_Required task:_ Your task is to extract every entry that follows word for word while excluding the pictures.

[Records from a collection of figures]
--------

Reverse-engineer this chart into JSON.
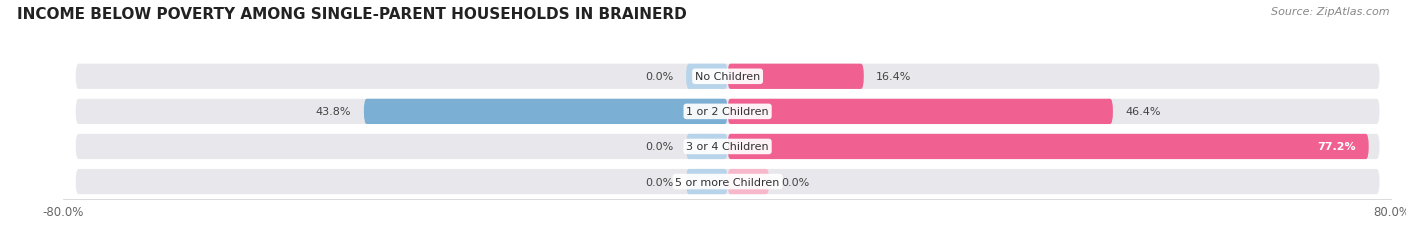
{
  "title": "INCOME BELOW POVERTY AMONG SINGLE-PARENT HOUSEHOLDS IN BRAINERD",
  "source": "Source: ZipAtlas.com",
  "categories": [
    "No Children",
    "1 or 2 Children",
    "3 or 4 Children",
    "5 or more Children"
  ],
  "single_father": [
    0.0,
    43.8,
    0.0,
    0.0
  ],
  "single_mother": [
    16.4,
    46.4,
    77.2,
    0.0
  ],
  "father_color": "#7bafd4",
  "mother_color": "#f06090",
  "father_color_light": "#b8d4ea",
  "mother_color_light": "#f8b8cc",
  "bar_bg_color": "#e8e8ec",
  "xlim_left": -80.0,
  "xlim_right": 80.0,
  "bar_height": 0.72,
  "title_fontsize": 11,
  "source_fontsize": 8,
  "label_fontsize": 8,
  "tick_fontsize": 8.5,
  "small_stub": 5.0
}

--------

_Complete output:_
Reverse-engineer this chart into JSON.
{
  "title": "INCOME BELOW POVERTY AMONG SINGLE-PARENT HOUSEHOLDS IN BRAINERD",
  "source": "Source: ZipAtlas.com",
  "categories": [
    "No Children",
    "1 or 2 Children",
    "3 or 4 Children",
    "5 or more Children"
  ],
  "single_father": [
    0.0,
    43.8,
    0.0,
    0.0
  ],
  "single_mother": [
    16.4,
    46.4,
    77.2,
    0.0
  ],
  "father_color": "#7bafd4",
  "mother_color": "#f06090",
  "father_color_light": "#b8d4ea",
  "mother_color_light": "#f8b8cc",
  "bar_bg_color": "#e8e8ec",
  "xlim_left": -80.0,
  "xlim_right": 80.0,
  "bar_height": 0.72,
  "title_fontsize": 11,
  "source_fontsize": 8,
  "label_fontsize": 8,
  "tick_fontsize": 8.5,
  "small_stub": 5.0
}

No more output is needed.